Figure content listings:
==========

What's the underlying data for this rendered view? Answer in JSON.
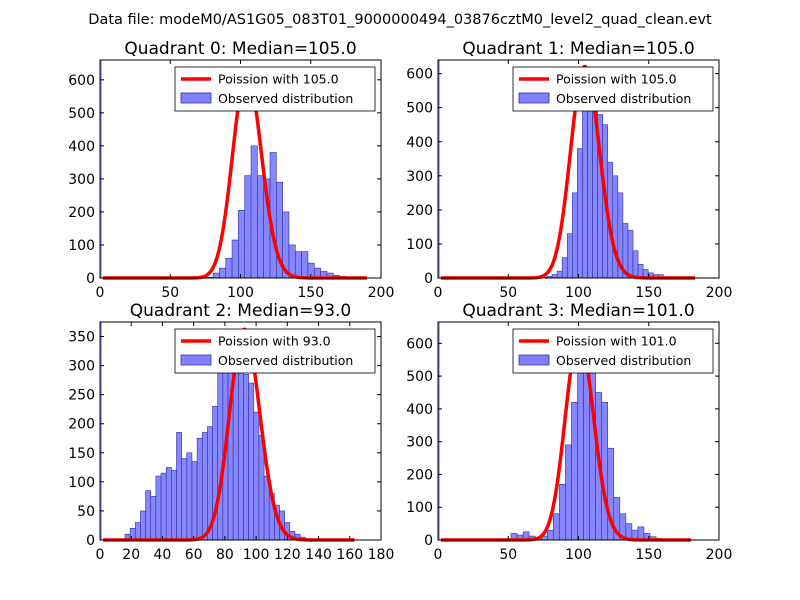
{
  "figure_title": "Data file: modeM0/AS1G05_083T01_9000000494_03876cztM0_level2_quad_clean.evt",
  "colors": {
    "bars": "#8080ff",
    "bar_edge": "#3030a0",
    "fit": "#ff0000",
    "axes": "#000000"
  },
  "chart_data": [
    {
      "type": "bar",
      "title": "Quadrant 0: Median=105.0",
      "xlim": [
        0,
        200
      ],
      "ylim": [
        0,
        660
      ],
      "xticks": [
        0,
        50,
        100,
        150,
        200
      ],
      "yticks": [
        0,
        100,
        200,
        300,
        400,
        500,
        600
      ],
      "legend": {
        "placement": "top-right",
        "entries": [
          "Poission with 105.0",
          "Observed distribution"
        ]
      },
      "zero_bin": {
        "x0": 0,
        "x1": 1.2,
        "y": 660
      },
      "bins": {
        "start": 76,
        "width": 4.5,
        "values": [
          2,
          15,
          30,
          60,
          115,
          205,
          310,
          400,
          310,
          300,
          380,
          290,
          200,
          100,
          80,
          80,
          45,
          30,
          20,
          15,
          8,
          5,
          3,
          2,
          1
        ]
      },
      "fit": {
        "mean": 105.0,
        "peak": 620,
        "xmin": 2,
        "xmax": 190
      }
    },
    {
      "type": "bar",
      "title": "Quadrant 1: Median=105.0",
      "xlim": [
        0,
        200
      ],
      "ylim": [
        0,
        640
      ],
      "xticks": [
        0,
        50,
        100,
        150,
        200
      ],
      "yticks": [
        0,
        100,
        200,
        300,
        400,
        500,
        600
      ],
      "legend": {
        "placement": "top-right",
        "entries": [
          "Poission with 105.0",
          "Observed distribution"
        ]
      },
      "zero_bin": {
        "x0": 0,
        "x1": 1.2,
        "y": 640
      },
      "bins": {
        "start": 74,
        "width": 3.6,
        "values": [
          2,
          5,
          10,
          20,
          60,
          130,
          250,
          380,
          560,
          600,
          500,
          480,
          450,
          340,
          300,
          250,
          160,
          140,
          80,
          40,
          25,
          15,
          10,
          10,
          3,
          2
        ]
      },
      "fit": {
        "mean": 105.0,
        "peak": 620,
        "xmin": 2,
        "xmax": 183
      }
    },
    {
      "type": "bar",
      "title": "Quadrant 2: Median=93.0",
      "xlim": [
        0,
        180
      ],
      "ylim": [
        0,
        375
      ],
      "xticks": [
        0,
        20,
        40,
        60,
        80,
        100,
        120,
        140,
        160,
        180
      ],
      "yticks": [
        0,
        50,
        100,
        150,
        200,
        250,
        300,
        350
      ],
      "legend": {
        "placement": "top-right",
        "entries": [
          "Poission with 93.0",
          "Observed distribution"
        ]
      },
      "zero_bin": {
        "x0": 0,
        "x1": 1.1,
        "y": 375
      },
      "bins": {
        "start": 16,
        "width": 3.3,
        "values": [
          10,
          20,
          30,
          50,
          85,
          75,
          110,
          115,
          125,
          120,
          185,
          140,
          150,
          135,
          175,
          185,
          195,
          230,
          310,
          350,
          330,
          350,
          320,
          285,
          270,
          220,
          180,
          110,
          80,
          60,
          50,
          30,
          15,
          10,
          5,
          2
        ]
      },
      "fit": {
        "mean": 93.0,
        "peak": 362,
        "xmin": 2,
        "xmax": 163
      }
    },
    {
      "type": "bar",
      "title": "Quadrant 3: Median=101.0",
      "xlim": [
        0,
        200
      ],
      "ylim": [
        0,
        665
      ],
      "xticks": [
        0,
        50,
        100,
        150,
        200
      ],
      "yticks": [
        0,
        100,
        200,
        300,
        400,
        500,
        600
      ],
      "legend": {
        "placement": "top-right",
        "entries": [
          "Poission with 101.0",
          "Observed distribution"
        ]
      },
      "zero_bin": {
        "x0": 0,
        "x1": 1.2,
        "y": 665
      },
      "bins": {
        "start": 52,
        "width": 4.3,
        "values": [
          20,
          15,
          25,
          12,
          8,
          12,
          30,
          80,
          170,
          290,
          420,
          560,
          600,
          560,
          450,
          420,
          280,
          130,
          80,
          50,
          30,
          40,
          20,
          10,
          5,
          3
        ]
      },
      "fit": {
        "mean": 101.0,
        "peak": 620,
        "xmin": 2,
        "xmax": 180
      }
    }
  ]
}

==========

Instructions to follow:
Search the data for "Poission" and list every line in which it occurs.

Output for this exercise:
          "Poission with 105.0",
          "Poission with 105.0",
          "Poission with 93.0",
          "Poission with 101.0",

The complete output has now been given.